§ **What is required**:
Could you write out the records below again, changing "Включить" to "Отключить" everywhere it occurs and keeping everything else the same?
-.-.-
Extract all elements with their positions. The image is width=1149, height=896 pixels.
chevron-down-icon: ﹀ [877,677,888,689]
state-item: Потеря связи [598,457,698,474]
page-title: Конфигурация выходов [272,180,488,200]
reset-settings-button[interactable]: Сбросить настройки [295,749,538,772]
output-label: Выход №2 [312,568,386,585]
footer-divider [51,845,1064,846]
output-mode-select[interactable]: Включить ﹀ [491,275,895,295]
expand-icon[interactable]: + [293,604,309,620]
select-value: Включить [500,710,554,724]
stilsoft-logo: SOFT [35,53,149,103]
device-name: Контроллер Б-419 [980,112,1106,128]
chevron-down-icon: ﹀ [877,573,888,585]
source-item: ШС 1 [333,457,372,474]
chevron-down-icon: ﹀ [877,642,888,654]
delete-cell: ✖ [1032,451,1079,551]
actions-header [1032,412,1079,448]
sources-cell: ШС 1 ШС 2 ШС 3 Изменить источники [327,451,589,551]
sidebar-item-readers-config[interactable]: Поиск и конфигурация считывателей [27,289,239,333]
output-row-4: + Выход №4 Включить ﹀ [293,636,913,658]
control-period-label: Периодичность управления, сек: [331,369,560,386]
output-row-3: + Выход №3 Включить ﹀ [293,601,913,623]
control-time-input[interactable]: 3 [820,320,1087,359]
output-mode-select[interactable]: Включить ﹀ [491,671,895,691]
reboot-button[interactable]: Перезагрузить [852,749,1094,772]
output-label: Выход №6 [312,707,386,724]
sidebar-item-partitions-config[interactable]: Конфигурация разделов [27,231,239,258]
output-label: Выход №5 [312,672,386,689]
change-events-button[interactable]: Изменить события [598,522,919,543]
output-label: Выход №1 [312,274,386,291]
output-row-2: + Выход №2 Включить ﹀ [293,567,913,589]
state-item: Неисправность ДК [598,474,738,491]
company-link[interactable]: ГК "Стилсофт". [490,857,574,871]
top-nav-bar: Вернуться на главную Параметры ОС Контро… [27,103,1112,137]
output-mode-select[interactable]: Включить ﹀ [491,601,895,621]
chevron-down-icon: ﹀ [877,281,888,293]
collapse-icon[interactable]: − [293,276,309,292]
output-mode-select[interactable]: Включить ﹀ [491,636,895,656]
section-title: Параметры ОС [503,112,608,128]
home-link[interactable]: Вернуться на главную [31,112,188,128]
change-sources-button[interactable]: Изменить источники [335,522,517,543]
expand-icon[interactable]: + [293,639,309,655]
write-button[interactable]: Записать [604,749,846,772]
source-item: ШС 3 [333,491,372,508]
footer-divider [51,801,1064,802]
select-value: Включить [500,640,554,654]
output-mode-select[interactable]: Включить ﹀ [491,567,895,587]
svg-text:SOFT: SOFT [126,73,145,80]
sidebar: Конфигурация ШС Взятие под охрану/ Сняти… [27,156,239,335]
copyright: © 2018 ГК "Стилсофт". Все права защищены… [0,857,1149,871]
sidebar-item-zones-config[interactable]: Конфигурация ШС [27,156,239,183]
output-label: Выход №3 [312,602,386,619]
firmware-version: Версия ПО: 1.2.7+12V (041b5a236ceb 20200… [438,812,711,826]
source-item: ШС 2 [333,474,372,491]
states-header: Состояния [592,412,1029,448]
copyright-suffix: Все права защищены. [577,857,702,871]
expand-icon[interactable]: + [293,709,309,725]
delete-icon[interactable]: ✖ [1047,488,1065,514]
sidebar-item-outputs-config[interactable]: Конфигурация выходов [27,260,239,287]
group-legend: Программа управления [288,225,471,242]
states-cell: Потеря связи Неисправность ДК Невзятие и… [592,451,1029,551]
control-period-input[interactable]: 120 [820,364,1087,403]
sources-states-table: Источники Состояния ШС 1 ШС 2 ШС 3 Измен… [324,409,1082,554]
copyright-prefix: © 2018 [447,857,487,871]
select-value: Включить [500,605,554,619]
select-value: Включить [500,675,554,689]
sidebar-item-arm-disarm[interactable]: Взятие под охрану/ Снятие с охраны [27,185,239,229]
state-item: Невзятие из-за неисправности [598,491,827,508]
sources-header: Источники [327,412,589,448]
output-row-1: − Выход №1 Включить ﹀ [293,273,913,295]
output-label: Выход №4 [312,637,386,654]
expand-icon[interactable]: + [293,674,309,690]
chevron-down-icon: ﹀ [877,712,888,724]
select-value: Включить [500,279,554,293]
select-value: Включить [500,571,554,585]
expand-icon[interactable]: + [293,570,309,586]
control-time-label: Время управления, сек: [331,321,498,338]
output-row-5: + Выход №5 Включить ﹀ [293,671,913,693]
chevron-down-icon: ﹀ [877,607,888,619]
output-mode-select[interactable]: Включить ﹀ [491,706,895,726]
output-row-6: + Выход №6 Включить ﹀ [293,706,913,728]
-.-.-
§ **Task answer**:
Extract all elements with their positions. The image is width=1149, height=896 pixels.
chevron-down-icon: ﹀ [877,677,888,689]
state-item: Потеря связи [598,457,698,474]
page-title: Конфигурация выходов [272,180,488,200]
reset-settings-button[interactable]: Сбросить настройки [295,749,538,772]
output-label: Выход №2 [312,568,386,585]
footer-divider [51,845,1064,846]
output-mode-select[interactable]: Отключить ﹀ [491,275,895,295]
expand-icon[interactable]: + [293,604,309,620]
select-value: Отключить [500,710,554,724]
stilsoft-logo: SOFT [35,53,149,103]
device-name: Контроллер Б-419 [980,112,1106,128]
chevron-down-icon: ﹀ [877,573,888,585]
source-item: ШС 1 [333,457,372,474]
chevron-down-icon: ﹀ [877,642,888,654]
delete-cell: ✖ [1032,451,1079,551]
actions-header [1032,412,1079,448]
sources-cell: ШС 1 ШС 2 ШС 3 Изменить источники [327,451,589,551]
sidebar-item-readers-config[interactable]: Поиск и конфигурация считывателей [27,289,239,333]
output-row-4: + Выход №4 Отключить ﹀ [293,636,913,658]
control-period-label: Периодичность управления, сек: [331,369,560,386]
output-row-3: + Выход №3 Отключить ﹀ [293,601,913,623]
control-time-input[interactable]: 3 [820,320,1087,359]
output-mode-select[interactable]: Отключить ﹀ [491,671,895,691]
reboot-button[interactable]: Перезагрузить [852,749,1094,772]
output-label: Выход №6 [312,707,386,724]
sidebar-item-partitions-config[interactable]: Конфигурация разделов [27,231,239,258]
output-label: Выход №5 [312,672,386,689]
change-events-button[interactable]: Изменить события [598,522,919,543]
output-label: Выход №1 [312,274,386,291]
output-row-2: + Выход №2 Отключить ﹀ [293,567,913,589]
state-item: Неисправность ДК [598,474,738,491]
company-link[interactable]: ГК "Стилсофт". [490,857,574,871]
top-nav-bar: Вернуться на главную Параметры ОС Контро… [27,103,1112,137]
output-mode-select[interactable]: Отключить ﹀ [491,601,895,621]
chevron-down-icon: ﹀ [877,281,888,293]
collapse-icon[interactable]: − [293,276,309,292]
output-mode-select[interactable]: Отключить ﹀ [491,636,895,656]
section-title: Параметры ОС [503,112,608,128]
home-link[interactable]: Вернуться на главную [31,112,188,128]
change-sources-button[interactable]: Изменить источники [335,522,517,543]
expand-icon[interactable]: + [293,639,309,655]
write-button[interactable]: Записать [604,749,846,772]
source-item: ШС 3 [333,491,372,508]
footer-divider [51,801,1064,802]
select-value: Отключить [500,640,554,654]
output-mode-select[interactable]: Отключить ﹀ [491,567,895,587]
svg-text:SOFT: SOFT [126,73,145,80]
sidebar: Конфигурация ШС Взятие под охрану/ Сняти… [27,156,239,335]
copyright: © 2018 ГК "Стилсофт". Все права защищены… [0,857,1149,871]
sidebar-item-zones-config[interactable]: Конфигурация ШС [27,156,239,183]
output-label: Выход №3 [312,602,386,619]
firmware-version: Версия ПО: 1.2.7+12V (041b5a236ceb 20200… [438,812,711,826]
source-item: ШС 2 [333,474,372,491]
states-header: Состояния [592,412,1029,448]
copyright-suffix: Все права защищены. [577,857,702,871]
expand-icon[interactable]: + [293,709,309,725]
delete-icon[interactable]: ✖ [1047,488,1065,514]
sidebar-item-outputs-config[interactable]: Конфигурация выходов [27,260,239,287]
group-legend: Программа управления [288,225,471,242]
states-cell: Потеря связи Неисправность ДК Невзятие и… [592,451,1029,551]
control-period-input[interactable]: 120 [820,364,1087,403]
sources-states-table: Источники Состояния ШС 1 ШС 2 ШС 3 Измен… [324,409,1082,554]
copyright-prefix: © 2018 [447,857,487,871]
select-value: Отключить [500,605,554,619]
select-value: Отключить [500,675,554,689]
sidebar-item-arm-disarm[interactable]: Взятие под охрану/ Снятие с охраны [27,185,239,229]
state-item: Невзятие из-за неисправности [598,491,827,508]
sources-header: Источники [327,412,589,448]
output-row-1: − Выход №1 Отключить ﹀ [293,273,913,295]
output-label: Выход №4 [312,637,386,654]
expand-icon[interactable]: + [293,674,309,690]
chevron-down-icon: ﹀ [877,712,888,724]
select-value: Отключить [500,279,554,293]
select-value: Отключить [500,571,554,585]
expand-icon[interactable]: + [293,570,309,586]
control-time-label: Время управления, сек: [331,321,498,338]
output-row-5: + Выход №5 Отключить ﹀ [293,671,913,693]
chevron-down-icon: ﹀ [877,607,888,619]
output-mode-select[interactable]: Отключить ﹀ [491,706,895,726]
output-row-6: + Выход №6 Отключить ﹀ [293,706,913,728]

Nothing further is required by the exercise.